# Directions
Output every line of the data below verbatim, leaving out the pictures.
# start of Task inputs
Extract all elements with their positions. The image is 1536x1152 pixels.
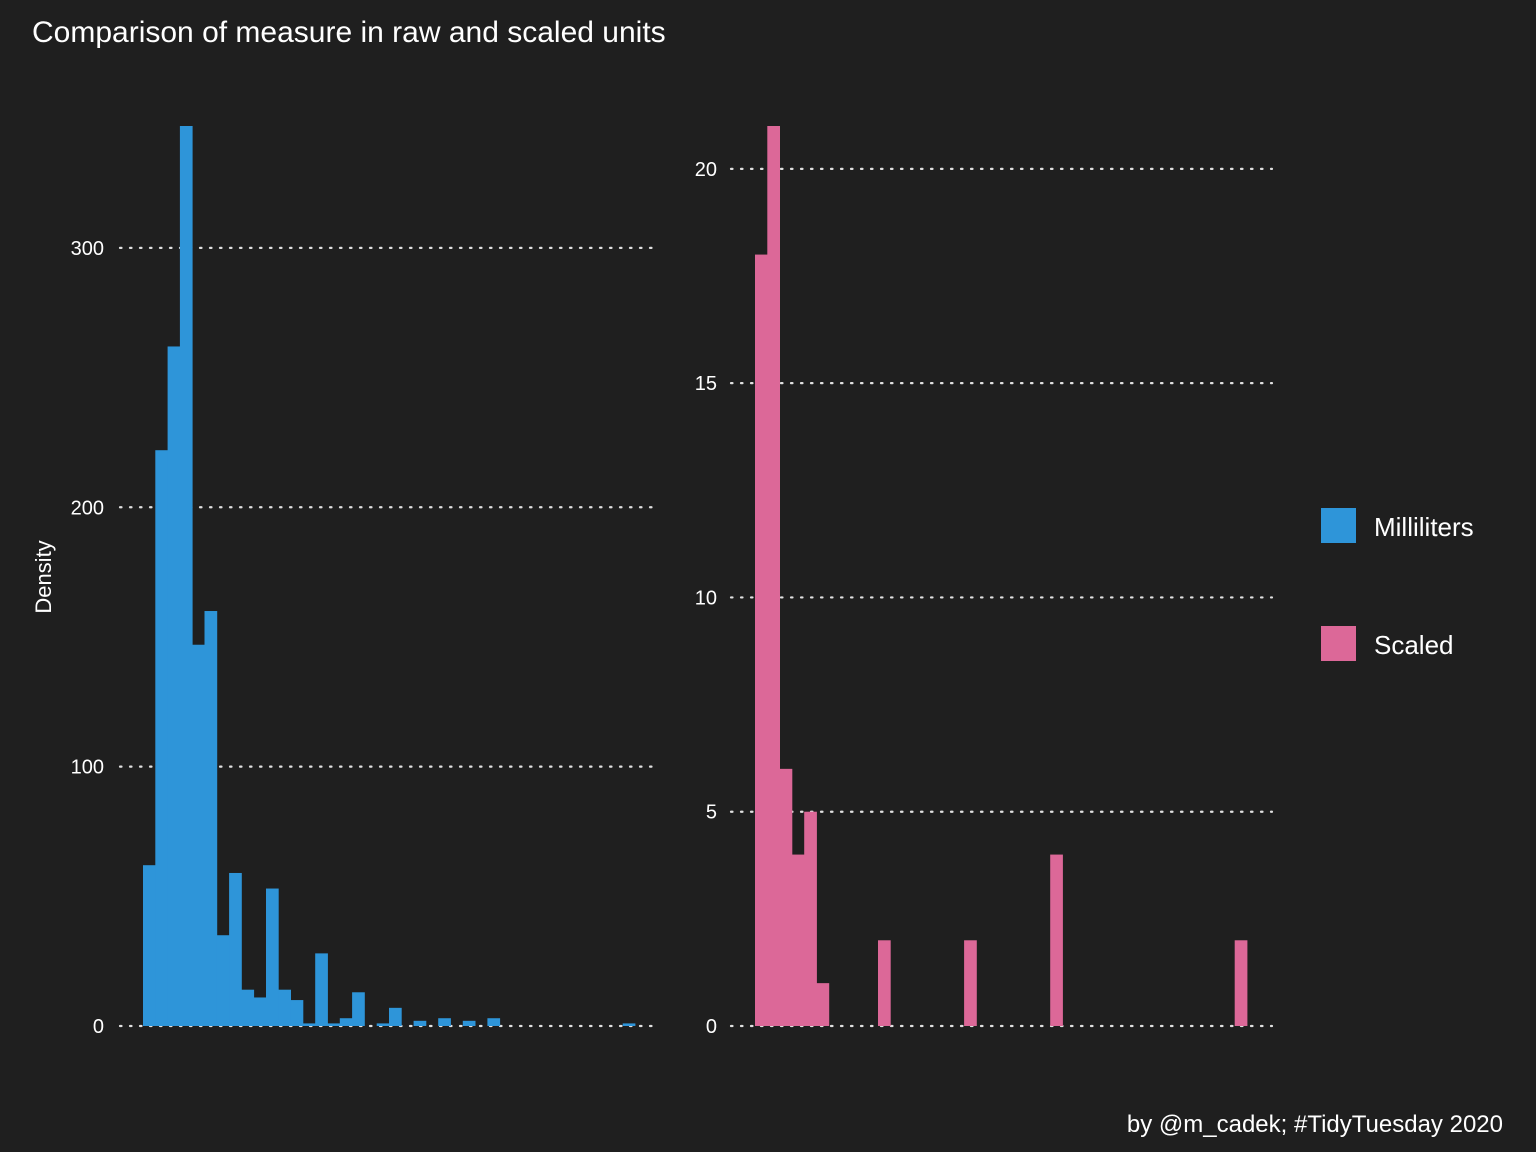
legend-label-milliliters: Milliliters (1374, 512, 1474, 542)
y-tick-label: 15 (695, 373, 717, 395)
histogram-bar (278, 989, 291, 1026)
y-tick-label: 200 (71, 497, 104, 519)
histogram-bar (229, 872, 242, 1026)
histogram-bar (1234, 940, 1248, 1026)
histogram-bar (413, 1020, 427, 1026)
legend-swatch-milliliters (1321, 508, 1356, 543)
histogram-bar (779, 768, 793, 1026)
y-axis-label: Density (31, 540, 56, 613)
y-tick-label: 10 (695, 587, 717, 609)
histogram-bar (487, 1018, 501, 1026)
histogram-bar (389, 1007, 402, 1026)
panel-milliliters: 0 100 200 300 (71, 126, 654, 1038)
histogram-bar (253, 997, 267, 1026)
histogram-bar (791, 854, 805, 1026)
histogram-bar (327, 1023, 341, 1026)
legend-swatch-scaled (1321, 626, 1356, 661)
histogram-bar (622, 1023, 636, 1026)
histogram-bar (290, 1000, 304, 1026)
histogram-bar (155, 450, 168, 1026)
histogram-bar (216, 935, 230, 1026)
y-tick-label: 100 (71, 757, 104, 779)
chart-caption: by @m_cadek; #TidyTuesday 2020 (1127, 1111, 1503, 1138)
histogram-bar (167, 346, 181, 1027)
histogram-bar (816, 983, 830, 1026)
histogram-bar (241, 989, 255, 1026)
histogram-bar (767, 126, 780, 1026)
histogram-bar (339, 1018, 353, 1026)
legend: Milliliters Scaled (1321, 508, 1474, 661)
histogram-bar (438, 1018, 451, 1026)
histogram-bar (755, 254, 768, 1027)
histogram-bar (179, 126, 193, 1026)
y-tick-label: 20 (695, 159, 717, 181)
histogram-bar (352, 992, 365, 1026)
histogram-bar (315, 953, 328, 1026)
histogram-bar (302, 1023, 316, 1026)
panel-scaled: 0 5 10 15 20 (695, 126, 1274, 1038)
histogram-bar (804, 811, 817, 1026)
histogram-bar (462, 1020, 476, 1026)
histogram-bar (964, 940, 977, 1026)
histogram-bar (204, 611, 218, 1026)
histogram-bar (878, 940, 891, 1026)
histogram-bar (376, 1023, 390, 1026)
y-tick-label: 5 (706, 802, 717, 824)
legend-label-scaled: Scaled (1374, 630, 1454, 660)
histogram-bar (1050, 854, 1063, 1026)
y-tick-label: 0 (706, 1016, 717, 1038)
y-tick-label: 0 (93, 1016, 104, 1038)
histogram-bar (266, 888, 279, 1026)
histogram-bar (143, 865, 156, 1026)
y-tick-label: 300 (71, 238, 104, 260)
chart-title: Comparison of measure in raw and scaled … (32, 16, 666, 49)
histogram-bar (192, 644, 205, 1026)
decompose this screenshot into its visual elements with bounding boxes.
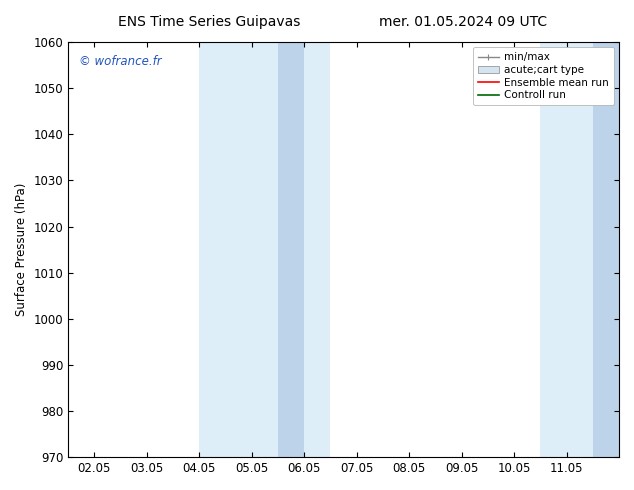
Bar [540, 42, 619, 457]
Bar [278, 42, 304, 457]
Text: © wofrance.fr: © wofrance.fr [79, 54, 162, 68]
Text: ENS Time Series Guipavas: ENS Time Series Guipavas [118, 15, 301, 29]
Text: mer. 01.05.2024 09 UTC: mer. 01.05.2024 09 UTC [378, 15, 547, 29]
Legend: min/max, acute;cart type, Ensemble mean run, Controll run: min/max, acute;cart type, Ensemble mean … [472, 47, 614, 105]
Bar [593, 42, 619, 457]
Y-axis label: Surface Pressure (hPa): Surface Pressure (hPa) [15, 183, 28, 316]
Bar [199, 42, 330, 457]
# end of Task inputs
# Task response
Extract all elements with their positions. The image is 1536x1152 pixels.
legend-label-milliliters: Milliliters (1374, 512, 1474, 542)
y-tick-label: 15 (695, 373, 717, 395)
histogram-bar (278, 989, 291, 1026)
y-tick-label: 200 (71, 497, 104, 519)
histogram-bar (229, 872, 242, 1026)
histogram-bar (1234, 940, 1248, 1026)
histogram-bar (413, 1020, 427, 1026)
legend-swatch-milliliters (1321, 508, 1356, 543)
histogram-bar (779, 768, 793, 1026)
y-axis-label: Density (31, 540, 56, 613)
y-tick-label: 10 (695, 587, 717, 609)
histogram-bar (487, 1018, 501, 1026)
histogram-bar (389, 1007, 402, 1026)
panel-milliliters: 0 100 200 300 (71, 126, 654, 1038)
histogram-bar (253, 997, 267, 1026)
histogram-bar (791, 854, 805, 1026)
histogram-bar (327, 1023, 341, 1026)
legend-swatch-scaled (1321, 626, 1356, 661)
histogram-bar (622, 1023, 636, 1026)
histogram-bar (290, 1000, 304, 1026)
histogram-bar (155, 450, 168, 1026)
histogram-bar (216, 935, 230, 1026)
y-tick-label: 100 (71, 757, 104, 779)
chart-caption: by @m_cadek; #TidyTuesday 2020 (1127, 1111, 1503, 1138)
histogram-bar (167, 346, 181, 1027)
histogram-bar (816, 983, 830, 1026)
histogram-bar (241, 989, 255, 1026)
histogram-bar (767, 126, 780, 1026)
histogram-bar (339, 1018, 353, 1026)
legend: Milliliters Scaled (1321, 508, 1474, 661)
histogram-bar (438, 1018, 451, 1026)
histogram-bar (755, 254, 768, 1027)
histogram-bar (179, 126, 193, 1026)
y-tick-label: 20 (695, 159, 717, 181)
histogram-bar (352, 992, 365, 1026)
histogram-bar (315, 953, 328, 1026)
histogram-bar (302, 1023, 316, 1026)
panel-scaled: 0 5 10 15 20 (695, 126, 1274, 1038)
histogram-bar (804, 811, 817, 1026)
histogram-bar (462, 1020, 476, 1026)
histogram-bar (964, 940, 977, 1026)
histogram-bar (204, 611, 218, 1026)
histogram-bar (878, 940, 891, 1026)
histogram-bar (376, 1023, 390, 1026)
y-tick-label: 5 (706, 802, 717, 824)
legend-label-scaled: Scaled (1374, 630, 1454, 660)
histogram-bar (1050, 854, 1063, 1026)
y-tick-label: 0 (706, 1016, 717, 1038)
y-tick-label: 0 (93, 1016, 104, 1038)
histogram-bar (266, 888, 279, 1026)
histogram-bar (143, 865, 156, 1026)
y-tick-label: 300 (71, 238, 104, 260)
chart-title: Comparison of measure in raw and scaled … (32, 16, 666, 49)
histogram-bar (192, 644, 205, 1026)
decompose this screenshot into its visual elements with bounding boxes.
Bar [540, 42, 619, 457]
Bar [278, 42, 304, 457]
Text: © wofrance.fr: © wofrance.fr [79, 54, 162, 68]
Text: ENS Time Series Guipavas: ENS Time Series Guipavas [118, 15, 301, 29]
Text: mer. 01.05.2024 09 UTC: mer. 01.05.2024 09 UTC [378, 15, 547, 29]
Legend: min/max, acute;cart type, Ensemble mean run, Controll run: min/max, acute;cart type, Ensemble mean … [472, 47, 614, 105]
Bar [593, 42, 619, 457]
Y-axis label: Surface Pressure (hPa): Surface Pressure (hPa) [15, 183, 28, 316]
Bar [199, 42, 330, 457]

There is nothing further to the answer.